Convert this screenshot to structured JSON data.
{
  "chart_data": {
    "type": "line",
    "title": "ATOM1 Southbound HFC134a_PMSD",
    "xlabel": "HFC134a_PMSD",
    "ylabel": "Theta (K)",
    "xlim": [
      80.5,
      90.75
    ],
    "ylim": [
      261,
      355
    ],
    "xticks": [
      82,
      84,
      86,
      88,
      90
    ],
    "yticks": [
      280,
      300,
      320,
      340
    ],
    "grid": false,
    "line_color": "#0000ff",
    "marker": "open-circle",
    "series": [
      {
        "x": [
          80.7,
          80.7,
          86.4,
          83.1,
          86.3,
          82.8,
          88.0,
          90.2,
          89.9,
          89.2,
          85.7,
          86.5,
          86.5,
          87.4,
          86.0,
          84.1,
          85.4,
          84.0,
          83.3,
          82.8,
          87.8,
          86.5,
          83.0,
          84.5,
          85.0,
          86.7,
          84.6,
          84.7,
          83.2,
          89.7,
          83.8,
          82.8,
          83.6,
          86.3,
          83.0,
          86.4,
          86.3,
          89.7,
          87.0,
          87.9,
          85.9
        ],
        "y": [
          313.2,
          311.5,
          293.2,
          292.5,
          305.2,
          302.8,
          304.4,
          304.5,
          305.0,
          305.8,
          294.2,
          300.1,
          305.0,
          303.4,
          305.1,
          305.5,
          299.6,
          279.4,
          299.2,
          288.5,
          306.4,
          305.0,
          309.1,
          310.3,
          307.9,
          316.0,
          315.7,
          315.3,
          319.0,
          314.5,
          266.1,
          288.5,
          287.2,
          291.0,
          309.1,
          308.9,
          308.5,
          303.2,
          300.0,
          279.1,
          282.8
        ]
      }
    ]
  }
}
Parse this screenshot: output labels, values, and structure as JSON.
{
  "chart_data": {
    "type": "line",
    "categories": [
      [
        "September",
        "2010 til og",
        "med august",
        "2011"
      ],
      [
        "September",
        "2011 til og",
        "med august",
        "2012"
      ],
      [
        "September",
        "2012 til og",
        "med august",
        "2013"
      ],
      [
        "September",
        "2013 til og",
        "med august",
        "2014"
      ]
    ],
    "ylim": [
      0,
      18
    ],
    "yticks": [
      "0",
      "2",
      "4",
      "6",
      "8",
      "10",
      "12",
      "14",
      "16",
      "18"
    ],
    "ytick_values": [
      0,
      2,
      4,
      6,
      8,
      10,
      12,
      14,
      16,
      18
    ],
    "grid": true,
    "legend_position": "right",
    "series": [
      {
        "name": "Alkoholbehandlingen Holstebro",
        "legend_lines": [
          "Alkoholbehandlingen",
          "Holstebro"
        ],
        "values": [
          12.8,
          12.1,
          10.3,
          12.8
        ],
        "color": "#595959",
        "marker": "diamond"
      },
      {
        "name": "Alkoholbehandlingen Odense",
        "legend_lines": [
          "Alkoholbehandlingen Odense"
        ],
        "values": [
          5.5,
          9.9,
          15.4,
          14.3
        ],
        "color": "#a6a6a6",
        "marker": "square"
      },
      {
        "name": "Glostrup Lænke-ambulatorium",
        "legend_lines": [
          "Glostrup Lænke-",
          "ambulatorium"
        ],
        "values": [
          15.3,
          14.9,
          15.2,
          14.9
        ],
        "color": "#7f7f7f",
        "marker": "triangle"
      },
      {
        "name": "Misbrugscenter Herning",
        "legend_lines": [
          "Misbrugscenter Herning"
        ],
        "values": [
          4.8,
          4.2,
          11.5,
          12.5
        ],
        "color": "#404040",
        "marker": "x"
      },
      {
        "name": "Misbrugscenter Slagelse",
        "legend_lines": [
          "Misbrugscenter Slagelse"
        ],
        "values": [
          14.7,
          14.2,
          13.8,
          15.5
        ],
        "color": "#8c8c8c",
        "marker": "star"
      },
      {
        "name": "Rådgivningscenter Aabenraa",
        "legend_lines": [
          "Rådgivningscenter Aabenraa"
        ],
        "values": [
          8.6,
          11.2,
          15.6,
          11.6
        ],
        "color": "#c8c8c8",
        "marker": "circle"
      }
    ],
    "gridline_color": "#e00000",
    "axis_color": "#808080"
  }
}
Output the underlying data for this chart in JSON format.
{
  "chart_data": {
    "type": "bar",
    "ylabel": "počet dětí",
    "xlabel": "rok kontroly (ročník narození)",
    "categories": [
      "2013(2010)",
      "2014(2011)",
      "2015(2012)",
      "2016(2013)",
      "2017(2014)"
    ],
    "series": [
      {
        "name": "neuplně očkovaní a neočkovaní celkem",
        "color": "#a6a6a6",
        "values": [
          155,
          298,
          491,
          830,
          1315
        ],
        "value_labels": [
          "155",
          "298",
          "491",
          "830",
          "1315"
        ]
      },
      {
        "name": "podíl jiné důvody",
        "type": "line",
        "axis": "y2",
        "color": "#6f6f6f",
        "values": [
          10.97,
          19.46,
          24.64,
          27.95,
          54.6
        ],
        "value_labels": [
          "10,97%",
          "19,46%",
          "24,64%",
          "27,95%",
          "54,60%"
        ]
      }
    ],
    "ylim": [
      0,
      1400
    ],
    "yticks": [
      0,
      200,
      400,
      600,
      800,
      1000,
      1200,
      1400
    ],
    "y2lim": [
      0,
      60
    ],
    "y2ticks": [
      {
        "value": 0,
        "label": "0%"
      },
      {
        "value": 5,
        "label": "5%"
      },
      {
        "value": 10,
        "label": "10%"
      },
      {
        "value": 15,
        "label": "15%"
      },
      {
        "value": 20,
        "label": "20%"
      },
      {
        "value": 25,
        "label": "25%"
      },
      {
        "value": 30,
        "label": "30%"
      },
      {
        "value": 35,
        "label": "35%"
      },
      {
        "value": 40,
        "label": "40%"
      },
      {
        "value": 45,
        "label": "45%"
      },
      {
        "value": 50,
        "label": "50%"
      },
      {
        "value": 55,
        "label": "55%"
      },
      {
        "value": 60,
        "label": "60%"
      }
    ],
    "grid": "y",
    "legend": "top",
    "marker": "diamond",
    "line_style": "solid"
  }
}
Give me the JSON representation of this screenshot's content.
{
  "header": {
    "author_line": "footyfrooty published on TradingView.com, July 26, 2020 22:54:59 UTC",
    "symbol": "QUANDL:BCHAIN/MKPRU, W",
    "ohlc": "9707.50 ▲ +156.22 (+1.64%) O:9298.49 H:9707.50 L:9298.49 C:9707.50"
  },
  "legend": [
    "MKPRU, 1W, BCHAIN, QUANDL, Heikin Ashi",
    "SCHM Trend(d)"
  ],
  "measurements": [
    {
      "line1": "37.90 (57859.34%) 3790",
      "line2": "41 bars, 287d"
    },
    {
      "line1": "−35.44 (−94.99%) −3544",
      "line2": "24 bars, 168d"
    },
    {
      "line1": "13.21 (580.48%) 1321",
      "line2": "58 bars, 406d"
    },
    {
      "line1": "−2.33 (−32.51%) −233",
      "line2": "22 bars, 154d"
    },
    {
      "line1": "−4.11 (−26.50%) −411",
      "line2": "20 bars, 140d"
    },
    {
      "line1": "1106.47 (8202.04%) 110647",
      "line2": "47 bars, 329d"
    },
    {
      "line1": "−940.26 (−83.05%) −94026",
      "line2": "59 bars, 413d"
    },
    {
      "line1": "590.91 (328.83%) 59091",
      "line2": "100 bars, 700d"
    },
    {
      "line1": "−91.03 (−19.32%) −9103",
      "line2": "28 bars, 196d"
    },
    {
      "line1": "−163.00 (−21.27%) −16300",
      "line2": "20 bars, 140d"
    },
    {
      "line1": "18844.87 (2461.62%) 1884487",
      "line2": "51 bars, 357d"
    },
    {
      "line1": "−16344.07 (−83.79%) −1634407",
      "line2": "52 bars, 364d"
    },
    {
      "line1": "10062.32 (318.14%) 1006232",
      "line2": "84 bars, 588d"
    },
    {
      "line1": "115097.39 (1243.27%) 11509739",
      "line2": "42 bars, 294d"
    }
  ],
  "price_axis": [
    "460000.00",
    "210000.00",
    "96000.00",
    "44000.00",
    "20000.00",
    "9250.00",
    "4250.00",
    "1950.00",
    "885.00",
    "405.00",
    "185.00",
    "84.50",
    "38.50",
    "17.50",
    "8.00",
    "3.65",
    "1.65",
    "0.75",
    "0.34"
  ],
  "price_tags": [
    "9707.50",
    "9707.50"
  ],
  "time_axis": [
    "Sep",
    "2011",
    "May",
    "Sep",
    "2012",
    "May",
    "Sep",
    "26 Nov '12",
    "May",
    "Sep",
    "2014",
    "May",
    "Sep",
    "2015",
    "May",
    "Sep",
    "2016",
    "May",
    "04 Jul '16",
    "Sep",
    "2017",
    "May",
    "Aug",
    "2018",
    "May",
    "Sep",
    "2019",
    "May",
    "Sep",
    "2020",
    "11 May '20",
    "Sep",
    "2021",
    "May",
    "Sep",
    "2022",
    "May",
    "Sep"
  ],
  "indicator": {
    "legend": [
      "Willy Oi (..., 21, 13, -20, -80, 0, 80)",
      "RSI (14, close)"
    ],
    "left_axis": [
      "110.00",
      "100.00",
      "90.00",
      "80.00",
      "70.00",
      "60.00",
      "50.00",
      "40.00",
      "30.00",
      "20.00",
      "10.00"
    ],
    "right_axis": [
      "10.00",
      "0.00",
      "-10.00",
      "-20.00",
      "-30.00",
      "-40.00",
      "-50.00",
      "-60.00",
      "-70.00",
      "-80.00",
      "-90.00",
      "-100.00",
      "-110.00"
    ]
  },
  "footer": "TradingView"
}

● Objective
Find every line in the records above that contains the word "name", and copy each one.

● Result of the task
        "name": "Alkoholbehandlingen Holstebro",
        "name": "Alkoholbehandlingen Odense",
        "name": "Glostrup Lænke-ambulatorium",
        "name": "Misbrugscenter Herning",
        "name": "Misbrugscenter Slagelse",
        "name": "Rådgivningscenter Aabenraa",
        "name": "neuplně očkovaní a neočkovaní celkem",
        "name": "podíl jiné důvody",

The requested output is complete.